EXERCISE REQUIREMENTS:
Reproduce all entries precisely as they are written.

DATA LISTING:
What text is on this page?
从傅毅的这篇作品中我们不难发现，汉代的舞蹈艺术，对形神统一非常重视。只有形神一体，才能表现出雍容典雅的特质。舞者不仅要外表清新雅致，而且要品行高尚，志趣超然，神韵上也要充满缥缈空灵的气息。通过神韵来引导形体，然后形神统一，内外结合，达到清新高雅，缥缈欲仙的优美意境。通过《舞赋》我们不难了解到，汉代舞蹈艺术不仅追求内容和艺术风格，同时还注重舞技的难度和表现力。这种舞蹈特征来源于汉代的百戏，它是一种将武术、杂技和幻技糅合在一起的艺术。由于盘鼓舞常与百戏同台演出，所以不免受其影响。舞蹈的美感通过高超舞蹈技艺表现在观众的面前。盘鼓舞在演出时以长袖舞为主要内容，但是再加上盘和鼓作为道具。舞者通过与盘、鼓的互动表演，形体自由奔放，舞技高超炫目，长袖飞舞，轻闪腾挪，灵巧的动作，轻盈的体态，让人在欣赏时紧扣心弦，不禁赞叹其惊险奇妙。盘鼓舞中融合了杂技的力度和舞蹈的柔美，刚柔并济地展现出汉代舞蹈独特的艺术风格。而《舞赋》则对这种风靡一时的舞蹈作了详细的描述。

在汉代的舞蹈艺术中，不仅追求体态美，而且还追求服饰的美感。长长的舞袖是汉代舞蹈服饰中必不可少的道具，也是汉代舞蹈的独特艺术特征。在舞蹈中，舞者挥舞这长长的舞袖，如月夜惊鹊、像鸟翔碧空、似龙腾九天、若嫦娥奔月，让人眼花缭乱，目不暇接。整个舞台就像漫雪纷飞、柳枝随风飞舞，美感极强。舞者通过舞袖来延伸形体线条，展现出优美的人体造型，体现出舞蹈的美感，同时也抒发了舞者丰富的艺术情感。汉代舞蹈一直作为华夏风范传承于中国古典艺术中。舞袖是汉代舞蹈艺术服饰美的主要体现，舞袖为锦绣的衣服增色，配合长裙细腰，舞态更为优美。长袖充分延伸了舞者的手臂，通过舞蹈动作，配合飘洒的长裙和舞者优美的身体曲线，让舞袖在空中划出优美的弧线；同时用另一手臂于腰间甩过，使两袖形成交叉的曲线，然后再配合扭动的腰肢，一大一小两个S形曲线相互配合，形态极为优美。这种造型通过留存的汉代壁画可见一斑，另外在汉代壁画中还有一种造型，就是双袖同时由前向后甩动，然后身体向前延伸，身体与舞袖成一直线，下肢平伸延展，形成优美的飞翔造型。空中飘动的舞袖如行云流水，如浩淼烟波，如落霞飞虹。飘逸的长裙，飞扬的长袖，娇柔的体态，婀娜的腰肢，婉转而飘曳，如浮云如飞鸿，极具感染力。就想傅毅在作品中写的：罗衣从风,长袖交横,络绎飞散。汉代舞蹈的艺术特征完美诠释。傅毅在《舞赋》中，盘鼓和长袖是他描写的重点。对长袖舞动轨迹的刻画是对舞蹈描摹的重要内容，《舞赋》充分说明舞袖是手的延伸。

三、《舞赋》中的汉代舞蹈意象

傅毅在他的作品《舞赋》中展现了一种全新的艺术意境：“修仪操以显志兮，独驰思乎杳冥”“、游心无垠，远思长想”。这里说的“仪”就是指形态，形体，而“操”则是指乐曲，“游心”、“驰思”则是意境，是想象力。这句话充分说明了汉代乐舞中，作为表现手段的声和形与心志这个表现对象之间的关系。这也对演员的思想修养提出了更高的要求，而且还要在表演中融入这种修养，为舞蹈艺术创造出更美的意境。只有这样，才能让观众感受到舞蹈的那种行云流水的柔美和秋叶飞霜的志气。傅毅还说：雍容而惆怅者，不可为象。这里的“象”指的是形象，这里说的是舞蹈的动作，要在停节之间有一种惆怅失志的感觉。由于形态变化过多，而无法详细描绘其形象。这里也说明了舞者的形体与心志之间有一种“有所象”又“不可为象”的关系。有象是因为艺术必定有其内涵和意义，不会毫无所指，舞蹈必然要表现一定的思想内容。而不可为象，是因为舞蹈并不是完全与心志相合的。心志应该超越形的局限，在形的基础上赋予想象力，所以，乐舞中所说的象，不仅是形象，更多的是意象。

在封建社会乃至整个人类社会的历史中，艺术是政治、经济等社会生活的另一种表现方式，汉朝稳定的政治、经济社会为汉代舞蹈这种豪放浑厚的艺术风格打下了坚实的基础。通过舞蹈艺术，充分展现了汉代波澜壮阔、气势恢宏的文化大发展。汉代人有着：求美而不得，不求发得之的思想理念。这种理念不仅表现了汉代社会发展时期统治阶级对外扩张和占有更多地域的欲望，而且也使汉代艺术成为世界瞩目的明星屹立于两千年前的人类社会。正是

RESULT:
What text is on this page?
从傅毅的这篇作品中我们不难发现，汉代的舞蹈艺术，对形神统一非常重视。只有形神一体，才能表现出雍容典雅的特质。舞者不仅要外表清新雅致，而且要品行高尚，志趣超然，神韵上也要充满缥缈空灵的气息。通过神韵来引导形体，然后形神统一，内外结合，达到清新高雅，缥缈欲仙的优美意境。通过《舞赋》我们不难了解到，汉代舞蹈艺术不仅追求内容和艺术风格，同时还注重舞技的难度和表现力。这种舞蹈特征来源于汉代的百戏，它是一种将武术、杂技和幻技糅合在一起的艺术。由于盘鼓舞常与百戏同台演出，所以不免受其影响。舞蹈的美感通过高超舞蹈技艺表现在观众的面前。盘鼓舞在演出时以长袖舞为主要内容，但是再加上盘和鼓作为道具。舞者通过与盘、鼓的互动表演，形体自由奔放，舞技高超炫目，长袖飞舞，轻闪腾挪，灵巧的动作，轻盈的体态，让人在欣赏时紧扣心弦，不禁赞叹其惊险奇妙。盘鼓舞中融合了杂技的力度和舞蹈的柔美，刚柔并济地展现出汉代舞蹈独特的艺术风格。而《舞赋》则对这种风靡一时的舞蹈作了详细的描述。

在汉代的舞蹈艺术中，不仅追求体态美，而且还追求服饰的美感。长长的舞袖是汉代舞蹈服饰中必不可少的道具，也是汉代舞蹈的独特艺术特征。在舞蹈中，舞者挥舞这长长的舞袖，如月夜惊鹊、像鸟翔碧空、似龙腾九天、若嫦娥奔月，让人眼花缭乱，目不暇接。整个舞台就像漫雪纷飞、柳枝随风飞舞，美感极强。舞者通过舞袖来延伸形体线条，展现出优美的人体造型，体现出舞蹈的美感，同时也抒发了舞者丰富的艺术情感。汉代舞蹈一直作为华夏风范传承于中国古典艺术中。舞袖是汉代舞蹈艺术服饰美的主要体现，舞袖为锦绣的衣服增色，配合长裙细腰，舞态更为优美。长袖充分延伸了舞者的手臂，通过舞蹈动作，配合飘洒的长裙和舞者优美的身体曲线，让舞袖在空中划出优美的弧线；同时用另一手臂于腰间甩过，使两袖形成交叉的曲线，然后再配合扭动的腰肢，一大一小两个S形曲线相互配合，形态极为优美。这种造型通过留存的汉代壁画可见一斑，另外在汉代壁画中还有一种造型，就是双袖同时由前向后甩动，然后身体向前延伸，身体与舞袖成一直线，下肢平伸延展，形成优美的飞翔造型。空中飘动的舞袖如行云流水，如浩淼烟波，如落霞飞虹。飘逸的长裙，飞扬的长袖，娇柔的体态，婀娜的腰肢，婉转而飘曳，如浮云如飞鸿，极具感染力。就想傅毅在作品中写的：罗衣从风,长袖交横,络绎飞散。汉代舞蹈的艺术特征完美诠释。傅毅在《舞赋》中，盘鼓和长袖是他描写的重点。对长袖舞动轨迹的刻画是对舞蹈描摹的重要内容，《舞赋》充分说明舞袖是手的延伸。

三、《舞赋》中的汉代舞蹈意象

傅毅在他的作品《舞赋》中展现了一种全新的艺术意境：“修仪操以显志兮，独驰思乎杳冥”“、游心无垠，远思长想”。这里说的“仪”就是指形态，形体，而“操”则是指乐曲，“游心”、“驰思”则是意境，是想象力。这句话充分说明了汉代乐舞中，作为表现手段的声和形与心志这个表现对象之间的关系。这也对演员的思想修养提出了更高的要求，而且还要在表演中融入这种修养，为舞蹈艺术创造出更美的意境。只有这样，才能让观众感受到舞蹈的那种行云流水的柔美和秋叶飞霜的志气。傅毅还说：雍容而惆怅者，不可为象。这里的“象”指的是形象，这里说的是舞蹈的动作，要在停节之间有一种惆怅失志的感觉。由于形态变化过多，而无法详细描绘其形象。这里也说明了舞者的形体与心志之间有一种“有所象”又“不可为象”的关系。有象是因为艺术必定有其内涵和意义，不会毫无所指，舞蹈必然要表现一定的思想内容。而不可为象，是因为舞蹈并不是完全与心志相合的。心志应该超越形的局限，在形的基础上赋予想象力，所以，乐舞中所说的象，不仅是形象，更多的是意象。

在封建社会乃至整个人类社会的历史中，艺术是政治、经济等社会生活的另一种表现方式，汉朝稳定的政治、经济社会为汉代舞蹈这种豪放浑厚的艺术风格打下了坚实的基础。通过舞蹈艺术，充分展现了汉代波澜壮阔、气势恢宏的文化大发展。汉代人有着：求美而不得，不求发得之的思想理念。这种理念不仅表现了汉代社会发展时期统治阶级对外扩张和占有更多地域的欲望，而且也使汉代艺术成为世界瞩目的明星屹立于两千年前的人类社会。正是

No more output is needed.